Goal → Search the listing for the string "TEAM" and copy every line that contains it.

Stored data →
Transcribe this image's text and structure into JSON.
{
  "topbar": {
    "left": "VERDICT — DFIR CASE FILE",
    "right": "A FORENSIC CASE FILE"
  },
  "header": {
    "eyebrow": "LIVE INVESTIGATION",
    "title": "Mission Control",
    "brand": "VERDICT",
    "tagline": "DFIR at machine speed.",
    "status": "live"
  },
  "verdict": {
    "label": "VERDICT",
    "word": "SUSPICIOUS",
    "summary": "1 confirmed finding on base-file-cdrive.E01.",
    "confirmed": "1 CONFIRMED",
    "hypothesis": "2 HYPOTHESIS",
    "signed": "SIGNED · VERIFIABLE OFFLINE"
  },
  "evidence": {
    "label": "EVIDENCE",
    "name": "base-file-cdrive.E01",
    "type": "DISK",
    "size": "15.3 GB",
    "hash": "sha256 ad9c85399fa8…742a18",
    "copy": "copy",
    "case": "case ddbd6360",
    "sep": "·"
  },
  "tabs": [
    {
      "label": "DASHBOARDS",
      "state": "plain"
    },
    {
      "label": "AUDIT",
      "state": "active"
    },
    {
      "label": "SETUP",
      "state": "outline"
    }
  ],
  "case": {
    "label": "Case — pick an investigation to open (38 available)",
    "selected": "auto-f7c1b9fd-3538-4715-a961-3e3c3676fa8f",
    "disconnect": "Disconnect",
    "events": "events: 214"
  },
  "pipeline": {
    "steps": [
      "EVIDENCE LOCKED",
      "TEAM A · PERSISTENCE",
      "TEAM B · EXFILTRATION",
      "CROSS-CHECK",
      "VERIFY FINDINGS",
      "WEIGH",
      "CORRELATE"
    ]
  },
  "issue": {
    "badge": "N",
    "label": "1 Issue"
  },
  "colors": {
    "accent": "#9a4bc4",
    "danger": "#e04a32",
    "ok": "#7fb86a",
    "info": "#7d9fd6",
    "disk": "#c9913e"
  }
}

Full output →
      "TEAM A · PERSISTENCE",
      "TEAM B · EXFILTRATION",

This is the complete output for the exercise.